:: Records provided ::
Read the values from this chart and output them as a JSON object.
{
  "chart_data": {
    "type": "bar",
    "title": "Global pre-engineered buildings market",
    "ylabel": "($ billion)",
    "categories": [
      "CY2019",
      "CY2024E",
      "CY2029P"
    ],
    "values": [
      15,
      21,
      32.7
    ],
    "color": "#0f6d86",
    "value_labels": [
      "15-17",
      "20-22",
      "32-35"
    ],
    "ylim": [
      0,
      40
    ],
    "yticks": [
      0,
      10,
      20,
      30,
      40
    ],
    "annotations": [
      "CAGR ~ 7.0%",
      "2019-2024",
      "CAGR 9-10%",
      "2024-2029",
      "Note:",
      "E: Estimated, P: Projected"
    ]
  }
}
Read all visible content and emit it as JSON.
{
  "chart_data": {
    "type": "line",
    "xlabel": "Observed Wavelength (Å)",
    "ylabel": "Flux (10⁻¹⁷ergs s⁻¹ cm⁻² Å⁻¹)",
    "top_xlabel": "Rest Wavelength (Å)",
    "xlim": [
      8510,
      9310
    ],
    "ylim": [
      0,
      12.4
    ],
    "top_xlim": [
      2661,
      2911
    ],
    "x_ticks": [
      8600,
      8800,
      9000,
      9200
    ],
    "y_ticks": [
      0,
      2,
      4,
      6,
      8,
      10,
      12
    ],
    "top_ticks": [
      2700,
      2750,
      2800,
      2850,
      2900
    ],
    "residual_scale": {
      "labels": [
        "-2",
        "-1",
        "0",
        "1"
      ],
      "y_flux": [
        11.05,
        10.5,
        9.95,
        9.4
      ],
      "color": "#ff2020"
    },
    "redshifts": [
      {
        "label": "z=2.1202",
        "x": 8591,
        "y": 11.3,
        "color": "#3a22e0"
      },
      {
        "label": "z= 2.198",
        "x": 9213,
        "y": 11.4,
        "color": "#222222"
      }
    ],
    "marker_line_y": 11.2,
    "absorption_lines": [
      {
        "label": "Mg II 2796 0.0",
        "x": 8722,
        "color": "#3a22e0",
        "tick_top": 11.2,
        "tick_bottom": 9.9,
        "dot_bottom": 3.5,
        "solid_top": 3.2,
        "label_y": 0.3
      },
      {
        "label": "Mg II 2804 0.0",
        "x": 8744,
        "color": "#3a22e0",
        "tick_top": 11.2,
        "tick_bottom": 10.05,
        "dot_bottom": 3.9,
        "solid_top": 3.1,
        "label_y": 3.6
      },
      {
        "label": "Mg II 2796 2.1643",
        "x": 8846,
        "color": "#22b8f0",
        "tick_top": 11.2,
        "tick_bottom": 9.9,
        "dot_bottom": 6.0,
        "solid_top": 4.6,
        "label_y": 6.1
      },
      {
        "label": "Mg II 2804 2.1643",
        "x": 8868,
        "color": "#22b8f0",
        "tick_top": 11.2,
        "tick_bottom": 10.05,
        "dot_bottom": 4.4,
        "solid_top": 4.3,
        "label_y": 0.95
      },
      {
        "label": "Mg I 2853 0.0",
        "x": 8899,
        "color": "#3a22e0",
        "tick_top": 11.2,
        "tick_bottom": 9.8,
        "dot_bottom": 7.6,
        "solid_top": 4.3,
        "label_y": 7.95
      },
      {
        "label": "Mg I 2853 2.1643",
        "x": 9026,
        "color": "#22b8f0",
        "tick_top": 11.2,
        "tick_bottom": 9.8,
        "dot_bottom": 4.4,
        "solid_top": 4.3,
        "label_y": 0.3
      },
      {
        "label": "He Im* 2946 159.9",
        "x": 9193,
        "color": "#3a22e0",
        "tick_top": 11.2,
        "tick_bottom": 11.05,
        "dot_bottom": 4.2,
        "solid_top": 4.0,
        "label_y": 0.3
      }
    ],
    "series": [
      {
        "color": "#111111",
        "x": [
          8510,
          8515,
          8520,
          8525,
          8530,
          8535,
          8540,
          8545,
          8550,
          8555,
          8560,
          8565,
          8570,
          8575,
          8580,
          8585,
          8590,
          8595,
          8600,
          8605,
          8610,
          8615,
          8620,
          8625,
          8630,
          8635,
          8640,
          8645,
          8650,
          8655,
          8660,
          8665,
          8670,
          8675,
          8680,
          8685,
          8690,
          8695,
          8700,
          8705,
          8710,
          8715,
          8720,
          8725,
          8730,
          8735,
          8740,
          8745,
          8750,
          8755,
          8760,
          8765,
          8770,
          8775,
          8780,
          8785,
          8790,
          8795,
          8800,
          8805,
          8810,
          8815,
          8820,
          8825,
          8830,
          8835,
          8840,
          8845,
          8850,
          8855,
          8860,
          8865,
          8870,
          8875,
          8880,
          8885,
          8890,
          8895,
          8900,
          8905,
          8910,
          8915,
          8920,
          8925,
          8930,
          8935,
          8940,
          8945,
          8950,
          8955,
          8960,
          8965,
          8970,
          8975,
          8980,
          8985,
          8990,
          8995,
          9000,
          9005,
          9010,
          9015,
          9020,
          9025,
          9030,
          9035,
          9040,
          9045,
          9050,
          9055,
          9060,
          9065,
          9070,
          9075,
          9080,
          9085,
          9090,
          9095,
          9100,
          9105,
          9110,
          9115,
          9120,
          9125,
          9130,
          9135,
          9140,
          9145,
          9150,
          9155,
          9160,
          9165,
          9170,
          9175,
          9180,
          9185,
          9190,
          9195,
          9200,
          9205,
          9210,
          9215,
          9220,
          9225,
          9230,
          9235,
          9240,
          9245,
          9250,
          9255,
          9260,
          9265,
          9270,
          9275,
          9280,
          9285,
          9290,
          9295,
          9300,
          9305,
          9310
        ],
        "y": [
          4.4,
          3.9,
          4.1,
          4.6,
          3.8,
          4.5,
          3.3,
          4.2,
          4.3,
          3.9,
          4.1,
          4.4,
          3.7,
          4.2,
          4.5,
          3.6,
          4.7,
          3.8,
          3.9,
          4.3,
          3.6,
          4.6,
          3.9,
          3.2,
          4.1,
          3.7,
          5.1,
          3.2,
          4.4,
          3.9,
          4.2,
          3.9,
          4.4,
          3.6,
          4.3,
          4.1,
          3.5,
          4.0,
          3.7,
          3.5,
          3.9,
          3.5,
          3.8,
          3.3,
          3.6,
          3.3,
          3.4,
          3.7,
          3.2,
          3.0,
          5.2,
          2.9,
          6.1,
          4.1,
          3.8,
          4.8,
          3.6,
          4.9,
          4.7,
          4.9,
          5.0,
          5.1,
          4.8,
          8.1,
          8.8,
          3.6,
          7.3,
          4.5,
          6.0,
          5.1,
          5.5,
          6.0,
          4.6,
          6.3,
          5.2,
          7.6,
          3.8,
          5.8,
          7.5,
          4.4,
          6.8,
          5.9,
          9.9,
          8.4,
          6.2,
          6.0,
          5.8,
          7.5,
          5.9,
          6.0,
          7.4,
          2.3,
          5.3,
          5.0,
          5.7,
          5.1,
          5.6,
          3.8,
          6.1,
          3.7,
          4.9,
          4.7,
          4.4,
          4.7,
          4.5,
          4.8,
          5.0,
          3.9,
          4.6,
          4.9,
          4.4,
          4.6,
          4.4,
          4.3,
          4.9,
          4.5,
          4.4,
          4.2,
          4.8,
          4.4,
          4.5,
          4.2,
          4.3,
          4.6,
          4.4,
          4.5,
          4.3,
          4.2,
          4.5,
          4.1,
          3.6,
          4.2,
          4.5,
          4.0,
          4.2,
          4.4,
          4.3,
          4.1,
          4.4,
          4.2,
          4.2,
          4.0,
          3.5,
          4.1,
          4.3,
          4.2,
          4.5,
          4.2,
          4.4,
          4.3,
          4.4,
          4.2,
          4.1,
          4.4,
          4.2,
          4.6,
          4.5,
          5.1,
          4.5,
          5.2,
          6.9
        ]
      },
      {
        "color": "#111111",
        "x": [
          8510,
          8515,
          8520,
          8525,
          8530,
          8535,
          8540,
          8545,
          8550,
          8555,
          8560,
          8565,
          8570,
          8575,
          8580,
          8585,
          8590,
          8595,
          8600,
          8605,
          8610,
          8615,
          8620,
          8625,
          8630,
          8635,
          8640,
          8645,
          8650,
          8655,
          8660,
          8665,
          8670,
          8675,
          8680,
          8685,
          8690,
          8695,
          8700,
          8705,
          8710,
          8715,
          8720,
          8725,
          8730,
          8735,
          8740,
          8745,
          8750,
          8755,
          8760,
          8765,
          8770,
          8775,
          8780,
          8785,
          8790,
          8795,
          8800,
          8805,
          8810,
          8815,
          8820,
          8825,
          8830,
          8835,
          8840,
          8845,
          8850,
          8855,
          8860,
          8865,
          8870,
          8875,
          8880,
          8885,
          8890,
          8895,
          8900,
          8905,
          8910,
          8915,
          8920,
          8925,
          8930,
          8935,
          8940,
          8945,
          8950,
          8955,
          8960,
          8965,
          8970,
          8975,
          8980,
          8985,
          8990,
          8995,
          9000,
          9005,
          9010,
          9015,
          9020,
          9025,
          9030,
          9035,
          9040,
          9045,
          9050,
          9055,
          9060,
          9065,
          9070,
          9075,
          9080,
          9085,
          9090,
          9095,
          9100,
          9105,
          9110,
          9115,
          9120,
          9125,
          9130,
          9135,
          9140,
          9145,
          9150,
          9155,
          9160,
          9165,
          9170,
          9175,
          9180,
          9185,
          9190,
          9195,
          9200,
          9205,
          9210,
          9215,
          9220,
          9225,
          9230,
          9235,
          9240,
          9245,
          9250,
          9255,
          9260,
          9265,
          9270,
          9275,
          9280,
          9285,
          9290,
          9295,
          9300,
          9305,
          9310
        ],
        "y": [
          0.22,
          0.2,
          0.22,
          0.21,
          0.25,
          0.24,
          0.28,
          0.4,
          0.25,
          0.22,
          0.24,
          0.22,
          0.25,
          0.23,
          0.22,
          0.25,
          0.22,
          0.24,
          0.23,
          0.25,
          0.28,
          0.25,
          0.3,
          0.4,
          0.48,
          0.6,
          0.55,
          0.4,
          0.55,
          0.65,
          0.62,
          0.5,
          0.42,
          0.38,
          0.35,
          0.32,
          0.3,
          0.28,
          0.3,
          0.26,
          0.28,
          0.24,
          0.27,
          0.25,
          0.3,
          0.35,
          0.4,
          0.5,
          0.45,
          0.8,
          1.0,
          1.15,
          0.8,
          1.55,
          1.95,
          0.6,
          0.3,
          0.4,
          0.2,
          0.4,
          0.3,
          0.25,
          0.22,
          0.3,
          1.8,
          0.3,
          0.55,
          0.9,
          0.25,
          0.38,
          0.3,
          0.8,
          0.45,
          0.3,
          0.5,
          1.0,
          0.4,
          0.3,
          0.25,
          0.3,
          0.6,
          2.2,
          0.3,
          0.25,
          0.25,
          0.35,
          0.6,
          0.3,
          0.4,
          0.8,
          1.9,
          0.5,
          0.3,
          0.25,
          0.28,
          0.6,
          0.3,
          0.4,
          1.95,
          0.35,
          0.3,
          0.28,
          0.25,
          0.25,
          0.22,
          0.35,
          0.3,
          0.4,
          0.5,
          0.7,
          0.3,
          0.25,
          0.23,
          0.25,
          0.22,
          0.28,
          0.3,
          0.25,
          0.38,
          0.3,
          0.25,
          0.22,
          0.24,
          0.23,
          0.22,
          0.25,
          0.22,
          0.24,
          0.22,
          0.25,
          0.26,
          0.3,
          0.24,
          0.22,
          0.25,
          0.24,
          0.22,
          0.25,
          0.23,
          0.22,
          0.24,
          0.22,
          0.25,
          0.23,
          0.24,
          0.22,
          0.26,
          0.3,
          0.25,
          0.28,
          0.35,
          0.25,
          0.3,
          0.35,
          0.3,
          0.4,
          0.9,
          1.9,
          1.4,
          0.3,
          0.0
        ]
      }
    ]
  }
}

:: Job ::
State the number of lines above that hold the string "ylabel", with nothing added.

:: Correct result ::
2